** Start **

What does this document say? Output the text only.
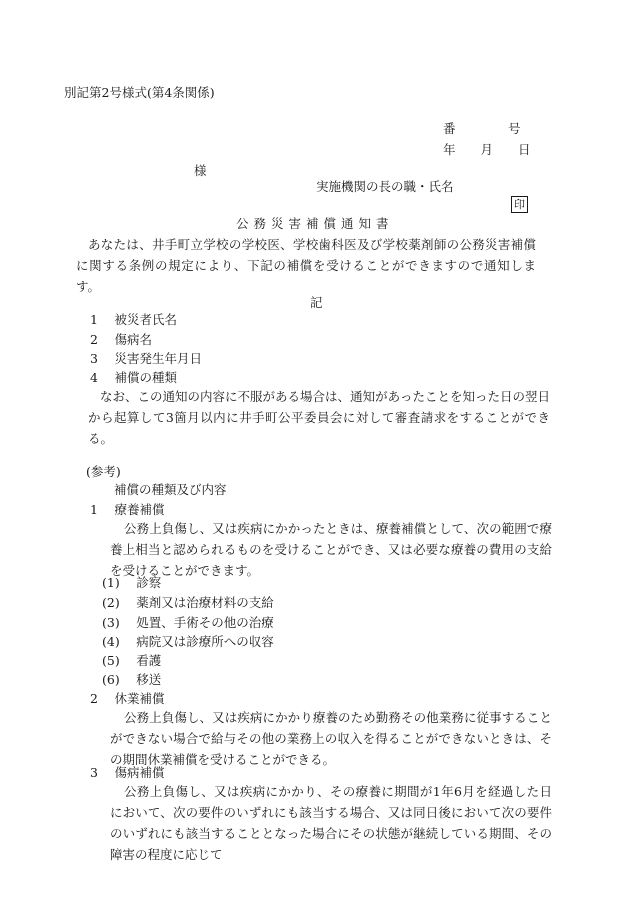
別記第2号様式(第4条関係)
番　　　　号
年　　月　　日
様
実施機関の長の職・氏名
印
公務災害補償通知書
あなたは、井手町立学校の学校医、学校歯科医及び学校薬剤師の公務災害補償に関する条例の規定により、下記の補償を受けることができますので通知します。
記
1　 被災者氏名
2　 傷病名
3　 災害発生年月日
4　 補償の種類
なお、この通知の内容に不服がある場合は、通知があったことを知った日の翌日から起算して3箇月以内に井手町公平委員会に対して審査請求をすることができる。
(参考)
補償の種類及び内容
1　 療養補償
公務上負傷し、又は疾病にかかったときは、療養補償として、次の範囲で療養上相当と認められるものを受けることができ、又は必要な療養の費用の支給を受けることができます。
(1)　 診察
(2)　 薬剤又は治療材料の支給
(3)　 処置、手術その他の治療
(4)　 病院又は診療所への収容
(5)　 看護
(6)　 移送
2　 休業補償
公務上負傷し、又は疾病にかかり療養のため勤務その他業務に従事することができない場合で給与その他の業務上の収入を得ることができないときは、その期間休業補償を受けることができる。
3　 傷病補償
公務上負傷し、又は疾病にかかり、その療養に期間が1年6月を経過した日において、次の要件のいずれにも該当する場合、又は同日後において次の要件のいずれにも該当することとなった場合にその状態が継続している期間、その障害の程度に応じて
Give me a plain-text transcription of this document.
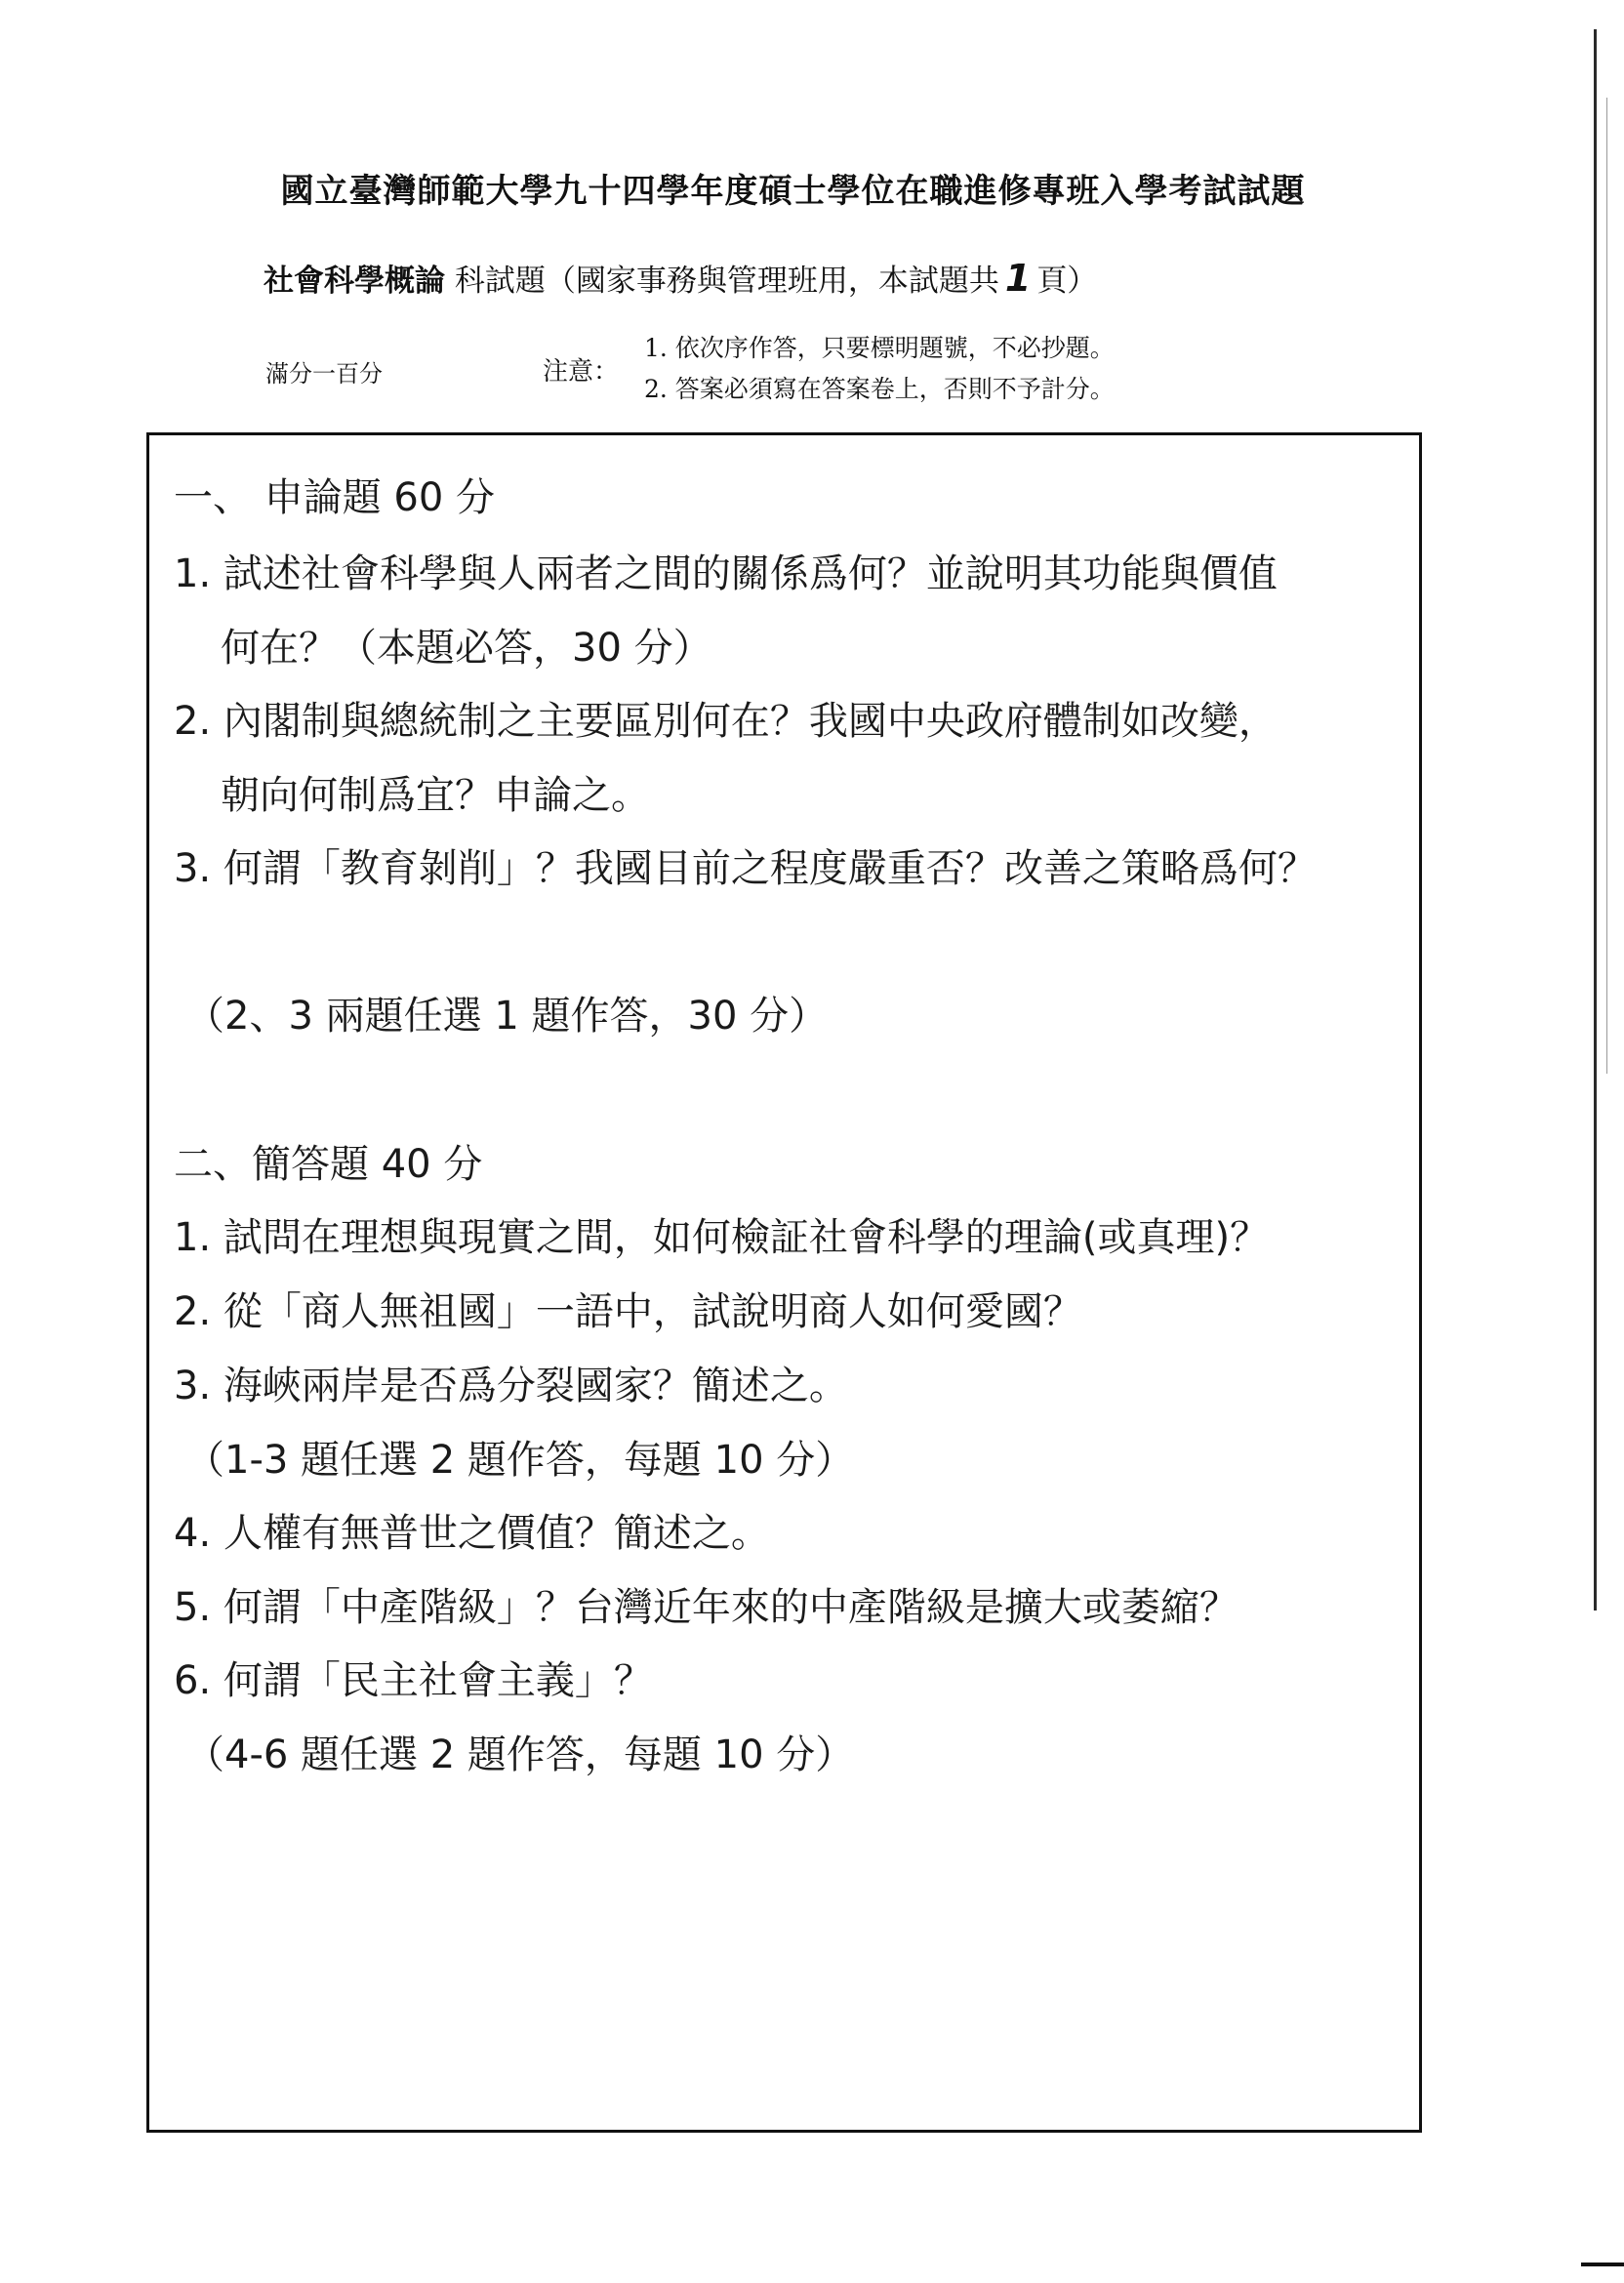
國立臺灣師範大學九十四學年度碩士學位在職進修專班入學考試試題
社會科學概論 科試題（國家事務與管理班用，本試題共 1 頁）
滿分一百分	注意：
1. 依次序作答，只要標明題號，不必抄題。
2. 答案必須寫在答案卷上，否則不予計分。
一、 申論題 60 分
1. 試述社會科學與人兩者之間的關係爲何？並說明其功能與價值
何在？（本題必答，30 分）
2. 內閣制與總統制之主要區別何在？我國中央政府體制如改變，
朝向何制爲宜？申論之。
3. 何謂「教育剝削」？我國目前之程度嚴重否？改善之策略爲何？
（2、3 兩題任選 1 題作答，30 分）
二、簡答題 40 分
1. 試問在理想與現實之間，如何檢証社會科學的理論(或真理)？
2. 從「商人無祖國」一語中，試說明商人如何愛國？
3. 海峽兩岸是否爲分裂國家？簡述之。
（1-3 題任選 2 題作答，每題 10 分）
4. 人權有無普世之價值？簡述之。
5. 何謂「中產階級」？台灣近年來的中產階級是擴大或萎縮？
6. 何謂「民主社會主義」？
（4-6 題任選 2 題作答，每題 10 分）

** End **

→ Directive: Find each line with the string "公務上負傷し" and copy it out.

→ Output:
公務上負傷し、又は疾病にかかったときは、療養補償として、次の範囲で療養上相当と認められるものを受けることができ、又は必要な療養の費用の支給を受けることができます。
公務上負傷し、又は疾病にかかり療養のため勤務その他業務に従事することができない場合で給与その他の業務上の収入を得ることができないときは、その期間休業補償を受けることができる。
公務上負傷し、又は疾病にかかり、その療養に期間が1年6月を経過した日において、次の要件のいずれにも該当する場合、又は同日後において次の要件のいずれにも該当することとなった場合にその状態が継続している期間、その障害の程度に応じて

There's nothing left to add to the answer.